**Recorded data:**
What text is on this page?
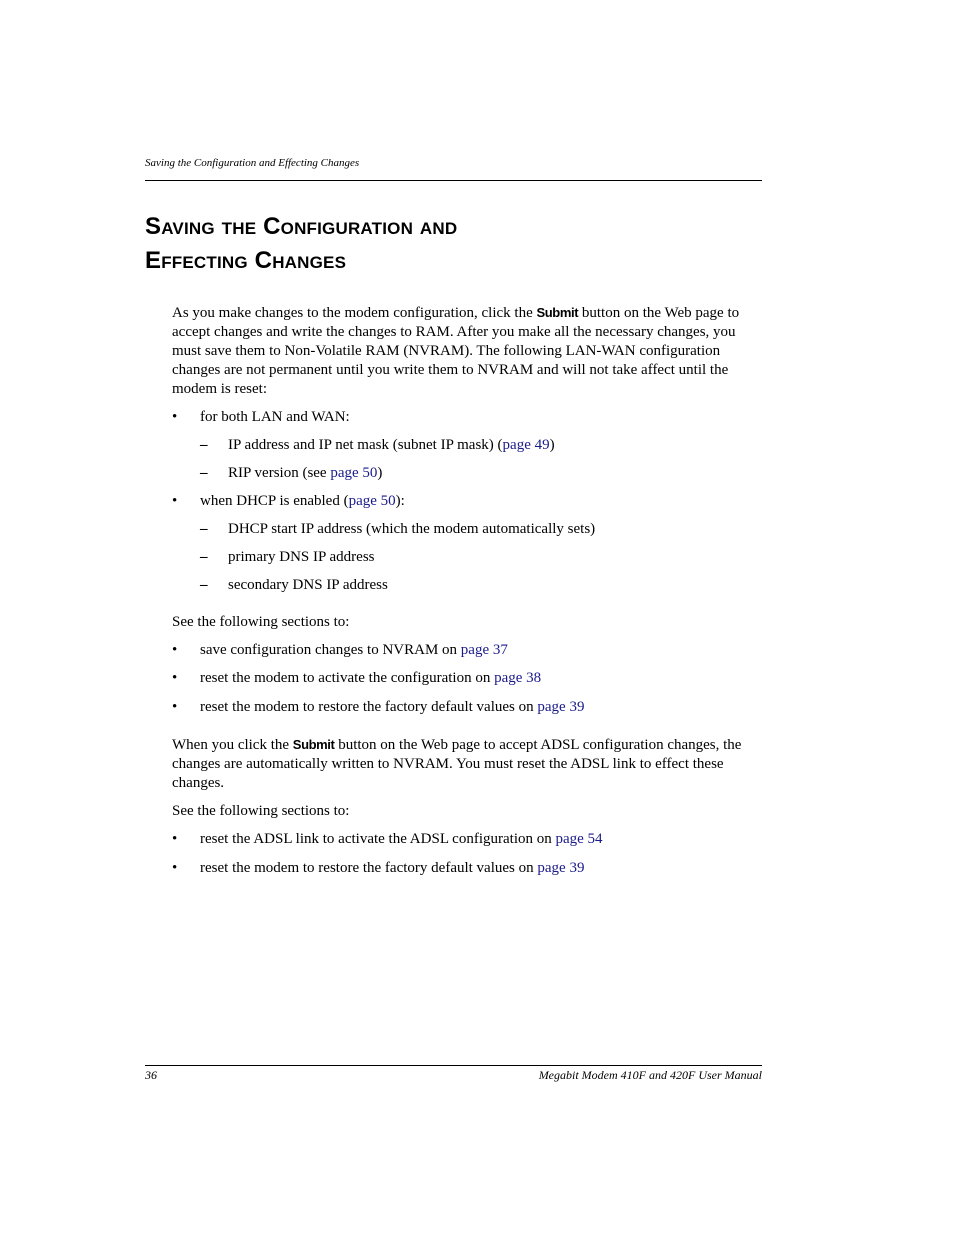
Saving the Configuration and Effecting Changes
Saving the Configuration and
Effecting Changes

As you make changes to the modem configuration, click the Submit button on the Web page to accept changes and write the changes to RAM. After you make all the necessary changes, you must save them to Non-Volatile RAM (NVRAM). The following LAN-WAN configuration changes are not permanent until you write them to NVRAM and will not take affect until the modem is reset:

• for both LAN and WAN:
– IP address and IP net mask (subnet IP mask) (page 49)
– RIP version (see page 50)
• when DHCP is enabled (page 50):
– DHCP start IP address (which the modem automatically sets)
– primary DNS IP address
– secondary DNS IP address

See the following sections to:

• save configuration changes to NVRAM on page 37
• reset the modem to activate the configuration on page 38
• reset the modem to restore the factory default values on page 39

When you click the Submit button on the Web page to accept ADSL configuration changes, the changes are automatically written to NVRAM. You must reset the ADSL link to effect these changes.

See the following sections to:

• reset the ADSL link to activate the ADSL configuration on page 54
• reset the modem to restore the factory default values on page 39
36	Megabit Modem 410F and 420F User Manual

---

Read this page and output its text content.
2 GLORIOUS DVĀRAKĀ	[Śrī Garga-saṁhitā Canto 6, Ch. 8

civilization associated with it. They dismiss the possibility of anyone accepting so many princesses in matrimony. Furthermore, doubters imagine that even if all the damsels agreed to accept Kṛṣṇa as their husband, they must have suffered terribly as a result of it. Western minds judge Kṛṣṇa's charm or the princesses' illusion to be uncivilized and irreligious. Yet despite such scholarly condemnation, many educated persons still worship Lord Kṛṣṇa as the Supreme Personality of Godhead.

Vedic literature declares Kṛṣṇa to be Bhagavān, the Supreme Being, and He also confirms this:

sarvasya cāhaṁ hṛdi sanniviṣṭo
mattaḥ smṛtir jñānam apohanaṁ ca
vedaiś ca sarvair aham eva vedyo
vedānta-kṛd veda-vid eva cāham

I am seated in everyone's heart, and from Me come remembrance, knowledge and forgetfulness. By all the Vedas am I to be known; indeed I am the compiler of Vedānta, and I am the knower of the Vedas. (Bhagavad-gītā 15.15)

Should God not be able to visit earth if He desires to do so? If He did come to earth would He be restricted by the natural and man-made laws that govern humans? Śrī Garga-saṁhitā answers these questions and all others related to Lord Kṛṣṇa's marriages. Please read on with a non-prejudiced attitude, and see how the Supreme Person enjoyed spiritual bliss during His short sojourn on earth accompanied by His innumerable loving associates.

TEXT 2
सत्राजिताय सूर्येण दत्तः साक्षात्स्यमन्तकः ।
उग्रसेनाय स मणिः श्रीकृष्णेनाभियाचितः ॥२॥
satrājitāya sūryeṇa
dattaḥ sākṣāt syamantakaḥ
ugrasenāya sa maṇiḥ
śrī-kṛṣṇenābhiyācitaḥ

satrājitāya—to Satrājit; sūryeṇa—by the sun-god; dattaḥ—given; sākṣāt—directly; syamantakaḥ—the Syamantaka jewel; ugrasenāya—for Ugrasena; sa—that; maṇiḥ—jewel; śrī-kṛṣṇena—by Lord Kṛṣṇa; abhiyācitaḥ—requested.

* * *

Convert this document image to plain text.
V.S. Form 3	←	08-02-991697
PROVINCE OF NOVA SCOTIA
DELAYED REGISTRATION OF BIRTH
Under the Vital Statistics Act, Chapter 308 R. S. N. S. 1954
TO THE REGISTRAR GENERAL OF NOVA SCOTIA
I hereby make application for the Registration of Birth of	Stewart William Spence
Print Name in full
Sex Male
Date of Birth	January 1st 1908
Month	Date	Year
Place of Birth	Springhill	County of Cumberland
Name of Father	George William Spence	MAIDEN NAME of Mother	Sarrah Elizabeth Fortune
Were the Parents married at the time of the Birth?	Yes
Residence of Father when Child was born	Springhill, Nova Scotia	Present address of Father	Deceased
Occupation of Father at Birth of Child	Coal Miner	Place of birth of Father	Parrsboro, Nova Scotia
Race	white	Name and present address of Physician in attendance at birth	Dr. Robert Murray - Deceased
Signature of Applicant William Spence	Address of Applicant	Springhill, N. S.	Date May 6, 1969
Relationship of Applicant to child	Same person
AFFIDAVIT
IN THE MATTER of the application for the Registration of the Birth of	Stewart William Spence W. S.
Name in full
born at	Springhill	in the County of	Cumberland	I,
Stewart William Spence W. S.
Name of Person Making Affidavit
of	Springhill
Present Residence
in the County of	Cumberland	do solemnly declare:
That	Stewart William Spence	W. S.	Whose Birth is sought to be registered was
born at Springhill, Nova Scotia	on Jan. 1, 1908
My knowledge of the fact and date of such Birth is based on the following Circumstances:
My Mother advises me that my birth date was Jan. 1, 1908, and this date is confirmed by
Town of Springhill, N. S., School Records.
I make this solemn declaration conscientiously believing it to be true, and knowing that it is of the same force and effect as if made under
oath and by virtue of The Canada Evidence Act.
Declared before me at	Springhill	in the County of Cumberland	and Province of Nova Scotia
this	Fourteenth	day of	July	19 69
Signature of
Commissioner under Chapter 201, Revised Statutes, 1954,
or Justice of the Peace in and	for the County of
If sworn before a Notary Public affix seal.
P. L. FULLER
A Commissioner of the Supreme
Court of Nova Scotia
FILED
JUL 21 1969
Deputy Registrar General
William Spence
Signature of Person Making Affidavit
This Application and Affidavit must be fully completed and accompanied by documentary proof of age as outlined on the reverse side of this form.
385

**Direction:** Where a line of the entries contains the word "Place", copy that line.

**Written solution:**
Place of Birth	Springhill	County of Cumberland
Occupation of Father at Birth of Child	Coal Miner	Place of birth of Father	Parrsboro, Nova Scotia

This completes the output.